— Start LISTED ENTRIES —

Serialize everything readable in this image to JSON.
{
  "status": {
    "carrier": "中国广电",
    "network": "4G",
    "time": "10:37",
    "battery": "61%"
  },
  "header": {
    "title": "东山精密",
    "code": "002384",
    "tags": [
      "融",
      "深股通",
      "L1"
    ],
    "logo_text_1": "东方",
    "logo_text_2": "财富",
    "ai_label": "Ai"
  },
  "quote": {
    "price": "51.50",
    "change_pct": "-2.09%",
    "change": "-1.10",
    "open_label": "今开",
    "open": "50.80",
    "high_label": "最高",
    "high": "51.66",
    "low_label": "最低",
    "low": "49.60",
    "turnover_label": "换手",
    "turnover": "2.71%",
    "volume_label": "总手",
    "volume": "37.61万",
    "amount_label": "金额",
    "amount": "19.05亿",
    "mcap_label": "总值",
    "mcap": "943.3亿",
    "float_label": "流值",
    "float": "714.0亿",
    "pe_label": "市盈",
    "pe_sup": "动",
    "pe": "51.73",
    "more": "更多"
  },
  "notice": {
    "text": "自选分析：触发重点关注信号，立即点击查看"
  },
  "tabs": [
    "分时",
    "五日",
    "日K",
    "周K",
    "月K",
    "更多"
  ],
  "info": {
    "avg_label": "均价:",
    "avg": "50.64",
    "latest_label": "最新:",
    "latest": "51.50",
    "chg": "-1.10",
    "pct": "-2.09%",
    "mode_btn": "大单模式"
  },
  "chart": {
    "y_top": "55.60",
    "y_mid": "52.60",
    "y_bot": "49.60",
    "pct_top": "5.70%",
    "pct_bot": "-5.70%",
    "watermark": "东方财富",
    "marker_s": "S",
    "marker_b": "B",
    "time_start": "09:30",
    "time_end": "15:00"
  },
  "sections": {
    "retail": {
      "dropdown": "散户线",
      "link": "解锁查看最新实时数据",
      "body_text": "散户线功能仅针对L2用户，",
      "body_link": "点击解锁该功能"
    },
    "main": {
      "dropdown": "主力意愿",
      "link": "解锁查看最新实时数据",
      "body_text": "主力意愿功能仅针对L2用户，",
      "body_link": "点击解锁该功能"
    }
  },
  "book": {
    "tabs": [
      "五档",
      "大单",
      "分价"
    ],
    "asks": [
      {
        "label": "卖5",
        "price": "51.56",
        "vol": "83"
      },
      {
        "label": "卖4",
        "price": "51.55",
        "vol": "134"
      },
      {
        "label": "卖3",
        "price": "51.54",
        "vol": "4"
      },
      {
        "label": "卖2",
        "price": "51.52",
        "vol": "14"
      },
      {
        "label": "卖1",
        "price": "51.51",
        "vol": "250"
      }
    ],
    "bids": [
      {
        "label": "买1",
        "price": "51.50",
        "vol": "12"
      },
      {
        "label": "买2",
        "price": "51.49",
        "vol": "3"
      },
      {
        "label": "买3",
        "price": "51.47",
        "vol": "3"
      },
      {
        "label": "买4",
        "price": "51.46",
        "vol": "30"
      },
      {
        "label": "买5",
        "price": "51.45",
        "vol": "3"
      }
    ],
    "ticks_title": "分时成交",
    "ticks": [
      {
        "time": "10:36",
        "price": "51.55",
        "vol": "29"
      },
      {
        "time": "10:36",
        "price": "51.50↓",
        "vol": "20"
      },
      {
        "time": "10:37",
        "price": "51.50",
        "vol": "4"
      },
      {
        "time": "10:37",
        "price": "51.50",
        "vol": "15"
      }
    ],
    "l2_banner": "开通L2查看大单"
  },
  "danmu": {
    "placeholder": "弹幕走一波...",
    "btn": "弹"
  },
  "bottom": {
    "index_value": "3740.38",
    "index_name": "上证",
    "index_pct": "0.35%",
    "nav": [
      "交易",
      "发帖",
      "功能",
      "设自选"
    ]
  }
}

— End LISTED ENTRIES —

WHAT THE TASK ASKS: Each line must be given again exactly as written above.

THE OUTPUT:
Serialize everything readable in this image to JSON.
{
  "status": {
    "carrier": "中国广电",
    "network": "4G",
    "time": "10:37",
    "battery": "61%"
  },
  "header": {
    "title": "东山精密",
    "code": "002384",
    "tags": [
      "融",
      "深股通",
      "L1"
    ],
    "logo_text_1": "东方",
    "logo_text_2": "财富",
    "ai_label": "Ai"
  },
  "quote": {
    "price": "51.50",
    "change_pct": "-2.09%",
    "change": "-1.10",
    "open_label": "今开",
    "open": "50.80",
    "high_label": "最高",
    "high": "51.66",
    "low_label": "最低",
    "low": "49.60",
    "turnover_label": "换手",
    "turnover": "2.71%",
    "volume_label": "总手",
    "volume": "37.61万",
    "amount_label": "金额",
    "amount": "19.05亿",
    "mcap_label": "总值",
    "mcap": "943.3亿",
    "float_label": "流值",
    "float": "714.0亿",
    "pe_label": "市盈",
    "pe_sup": "动",
    "pe": "51.73",
    "more": "更多"
  },
  "notice": {
    "text": "自选分析：触发重点关注信号，立即点击查看"
  },
  "tabs": [
    "分时",
    "五日",
    "日K",
    "周K",
    "月K",
    "更多"
  ],
  "info": {
    "avg_label": "均价:",
    "avg": "50.64",
    "latest_label": "最新:",
    "latest": "51.50",
    "chg": "-1.10",
    "pct": "-2.09%",
    "mode_btn": "大单模式"
  },
  "chart": {
    "y_top": "55.60",
    "y_mid": "52.60",
    "y_bot": "49.60",
    "pct_top": "5.70%",
    "pct_bot": "-5.70%",
    "watermark": "东方财富",
    "marker_s": "S",
    "marker_b": "B",
    "time_start": "09:30",
    "time_end": "15:00"
  },
  "sections": {
    "retail": {
      "dropdown": "散户线",
      "link": "解锁查看最新实时数据",
      "body_text": "散户线功能仅针对L2用户，",
      "body_link": "点击解锁该功能"
    },
    "main": {
      "dropdown": "主力意愿",
      "link": "解锁查看最新实时数据",
      "body_text": "主力意愿功能仅针对L2用户，",
      "body_link": "点击解锁该功能"
    }
  },
  "book": {
    "tabs": [
      "五档",
      "大单",
      "分价"
    ],
    "asks": [
      {
        "label": "卖5",
        "price": "51.56",
        "vol": "83"
      },
      {
        "label": "卖4",
        "price": "51.55",
        "vol": "134"
      },
      {
        "label": "卖3",
        "price": "51.54",
        "vol": "4"
      },
      {
        "label": "卖2",
        "price": "51.52",
        "vol": "14"
      },
      {
        "label": "卖1",
        "price": "51.51",
        "vol": "250"
      }
    ],
    "bids": [
      {
        "label": "买1",
        "price": "51.50",
        "vol": "12"
      },
      {
        "label": "买2",
        "price": "51.49",
        "vol": "3"
      },
      {
        "label": "买3",
        "price": "51.47",
        "vol": "3"
      },
      {
        "label": "买4",
        "price": "51.46",
        "vol": "30"
      },
      {
        "label": "买5",
        "price": "51.45",
        "vol": "3"
      }
    ],
    "ticks_title": "分时成交",
    "ticks": [
      {
        "time": "10:36",
        "price": "51.55",
        "vol": "29"
      },
      {
        "time": "10:36",
        "price": "51.50↓",
        "vol": "20"
      },
      {
        "time": "10:37",
        "price": "51.50",
        "vol": "4"
      },
      {
        "time": "10:37",
        "price": "51.50",
        "vol": "15"
      }
    ],
    "l2_banner": "开通L2查看大单"
  },
  "danmu": {
    "placeholder": "弹幕走一波...",
    "btn": "弹"
  },
  "bottom": {
    "index_value": "3740.38",
    "index_name": "上证",
    "index_pct": "0.35%",
    "nav": [
      "交易",
      "发帖",
      "功能",
      "设自选"
    ]
  }
}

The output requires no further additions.